What to do
Exactly reproduce each entry, leaving out nothing.

Records for processing

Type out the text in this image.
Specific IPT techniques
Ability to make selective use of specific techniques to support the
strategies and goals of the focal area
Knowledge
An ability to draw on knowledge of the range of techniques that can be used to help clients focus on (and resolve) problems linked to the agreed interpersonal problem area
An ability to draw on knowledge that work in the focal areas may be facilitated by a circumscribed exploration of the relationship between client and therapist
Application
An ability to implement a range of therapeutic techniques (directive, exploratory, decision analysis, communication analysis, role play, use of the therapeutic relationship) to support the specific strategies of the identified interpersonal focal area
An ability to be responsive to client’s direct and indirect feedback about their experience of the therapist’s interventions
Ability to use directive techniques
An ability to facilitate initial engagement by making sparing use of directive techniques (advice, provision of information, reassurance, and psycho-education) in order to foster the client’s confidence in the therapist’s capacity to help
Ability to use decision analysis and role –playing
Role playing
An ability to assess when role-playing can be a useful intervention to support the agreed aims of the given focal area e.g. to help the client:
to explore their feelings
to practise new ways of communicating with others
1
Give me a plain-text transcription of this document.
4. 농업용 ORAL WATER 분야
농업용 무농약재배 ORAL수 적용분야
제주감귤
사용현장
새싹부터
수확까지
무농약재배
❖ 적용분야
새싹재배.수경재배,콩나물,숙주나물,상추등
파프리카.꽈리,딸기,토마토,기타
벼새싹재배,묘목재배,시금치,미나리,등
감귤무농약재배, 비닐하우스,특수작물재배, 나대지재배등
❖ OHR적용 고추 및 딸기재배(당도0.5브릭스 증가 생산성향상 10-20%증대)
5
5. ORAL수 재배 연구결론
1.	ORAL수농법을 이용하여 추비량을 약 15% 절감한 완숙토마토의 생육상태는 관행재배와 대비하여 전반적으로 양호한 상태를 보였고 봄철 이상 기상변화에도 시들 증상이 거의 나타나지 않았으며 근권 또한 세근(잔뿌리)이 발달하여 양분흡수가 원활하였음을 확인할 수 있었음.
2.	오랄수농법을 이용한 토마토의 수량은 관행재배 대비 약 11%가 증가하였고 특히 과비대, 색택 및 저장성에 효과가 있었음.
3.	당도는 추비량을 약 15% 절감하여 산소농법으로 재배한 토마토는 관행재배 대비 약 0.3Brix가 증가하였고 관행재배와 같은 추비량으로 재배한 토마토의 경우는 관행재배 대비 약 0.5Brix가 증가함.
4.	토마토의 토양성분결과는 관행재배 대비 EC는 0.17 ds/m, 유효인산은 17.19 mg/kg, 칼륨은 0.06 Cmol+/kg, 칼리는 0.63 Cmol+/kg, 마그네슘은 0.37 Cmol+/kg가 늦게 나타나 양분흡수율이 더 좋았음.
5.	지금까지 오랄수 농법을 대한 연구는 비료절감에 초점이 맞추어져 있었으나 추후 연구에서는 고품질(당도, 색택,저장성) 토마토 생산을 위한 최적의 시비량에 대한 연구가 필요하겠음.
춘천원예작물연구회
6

Solved exercise
Type out the text in this image.
Specific IPT techniques
Ability to make selective use of specific techniques to support the
strategies and goals of the focal area
Knowledge
An ability to draw on knowledge of the range of techniques that can be used to help clients focus on (and resolve) problems linked to the agreed interpersonal problem area
An ability to draw on knowledge that work in the focal areas may be facilitated by a circumscribed exploration of the relationship between client and therapist
Application
An ability to implement a range of therapeutic techniques (directive, exploratory, decision analysis, communication analysis, role play, use of the therapeutic relationship) to support the specific strategies of the identified interpersonal focal area
An ability to be responsive to client’s direct and indirect feedback about their experience of the therapist’s interventions
Ability to use directive techniques
An ability to facilitate initial engagement by making sparing use of directive techniques (advice, provision of information, reassurance, and psycho-education) in order to foster the client’s confidence in the therapist’s capacity to help
Ability to use decision analysis and role –playing
Role playing
An ability to assess when role-playing can be a useful intervention to support the agreed aims of the given focal area e.g. to help the client:
to explore their feelings
to practise new ways of communicating with others
1
Give me a plain-text transcription of this document.
4. 농업용 ORAL WATER 분야
농업용 무농약재배 ORAL수 적용분야
제주감귤
사용현장
새싹부터
수확까지
무농약재배
❖ 적용분야
새싹재배.수경재배,콩나물,숙주나물,상추등
파프리카.꽈리,딸기,토마토,기타
벼새싹재배,묘목재배,시금치,미나리,등
감귤무농약재배, 비닐하우스,특수작물재배, 나대지재배등
❖ OHR적용 고추 및 딸기재배(당도0.5브릭스 증가 생산성향상 10-20%증대)
5
5. ORAL수 재배 연구결론
1.	ORAL수농법을 이용하여 추비량을 약 15% 절감한 완숙토마토의 생육상태는 관행재배와 대비하여 전반적으로 양호한 상태를 보였고 봄철 이상 기상변화에도 시들 증상이 거의 나타나지 않았으며 근권 또한 세근(잔뿌리)이 발달하여 양분흡수가 원활하였음을 확인할 수 있었음.
2.	오랄수농법을 이용한 토마토의 수량은 관행재배 대비 약 11%가 증가하였고 특히 과비대, 색택 및 저장성에 효과가 있었음.
3.	당도는 추비량을 약 15% 절감하여 산소농법으로 재배한 토마토는 관행재배 대비 약 0.3Brix가 증가하였고 관행재배와 같은 추비량으로 재배한 토마토의 경우는 관행재배 대비 약 0.5Brix가 증가함.
4.	토마토의 토양성분결과는 관행재배 대비 EC는 0.17 ds/m, 유효인산은 17.19 mg/kg, 칼륨은 0.06 Cmol+/kg, 칼리는 0.63 Cmol+/kg, 마그네슘은 0.37 Cmol+/kg가 늦게 나타나 양분흡수율이 더 좋았음.
5.	지금까지 오랄수 농법을 대한 연구는 비료절감에 초점이 맞추어져 있었으나 추후 연구에서는 고품질(당도, 색택,저장성) 토마토 생산을 위한 최적의 시비량에 대한 연구가 필요하겠음.
춘천원예작물연구회
6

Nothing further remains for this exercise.